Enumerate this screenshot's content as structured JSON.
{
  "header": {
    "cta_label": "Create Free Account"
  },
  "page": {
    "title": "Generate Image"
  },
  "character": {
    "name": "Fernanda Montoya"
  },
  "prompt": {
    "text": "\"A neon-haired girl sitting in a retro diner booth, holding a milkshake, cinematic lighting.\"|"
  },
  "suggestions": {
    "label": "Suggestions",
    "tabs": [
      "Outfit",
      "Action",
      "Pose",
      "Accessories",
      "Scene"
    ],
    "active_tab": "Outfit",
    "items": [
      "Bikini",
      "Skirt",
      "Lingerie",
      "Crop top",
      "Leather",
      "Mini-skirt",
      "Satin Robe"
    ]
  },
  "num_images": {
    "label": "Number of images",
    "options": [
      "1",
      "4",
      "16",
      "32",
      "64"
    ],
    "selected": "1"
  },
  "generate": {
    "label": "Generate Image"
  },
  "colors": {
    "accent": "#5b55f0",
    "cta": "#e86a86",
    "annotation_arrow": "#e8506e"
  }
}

● **WHAT THE TASK ASKS**
Reproduce each entry above exactly, keeping every word.

● **ANSWER TO THE EXERCISE**
Enumerate this screenshot's content as structured JSON.
{
  "header": {
    "cta_label": "Create Free Account"
  },
  "page": {
    "title": "Generate Image"
  },
  "character": {
    "name": "Fernanda Montoya"
  },
  "prompt": {
    "text": "\"A neon-haired girl sitting in a retro diner booth, holding a milkshake, cinematic lighting.\"|"
  },
  "suggestions": {
    "label": "Suggestions",
    "tabs": [
      "Outfit",
      "Action",
      "Pose",
      "Accessories",
      "Scene"
    ],
    "active_tab": "Outfit",
    "items": [
      "Bikini",
      "Skirt",
      "Lingerie",
      "Crop top",
      "Leather",
      "Mini-skirt",
      "Satin Robe"
    ]
  },
  "num_images": {
    "label": "Number of images",
    "options": [
      "1",
      "4",
      "16",
      "32",
      "64"
    ],
    "selected": "1"
  },
  "generate": {
    "label": "Generate Image"
  },
  "colors": {
    "accent": "#5b55f0",
    "cta": "#e86a86",
    "annotation_arrow": "#e8506e"
  }
}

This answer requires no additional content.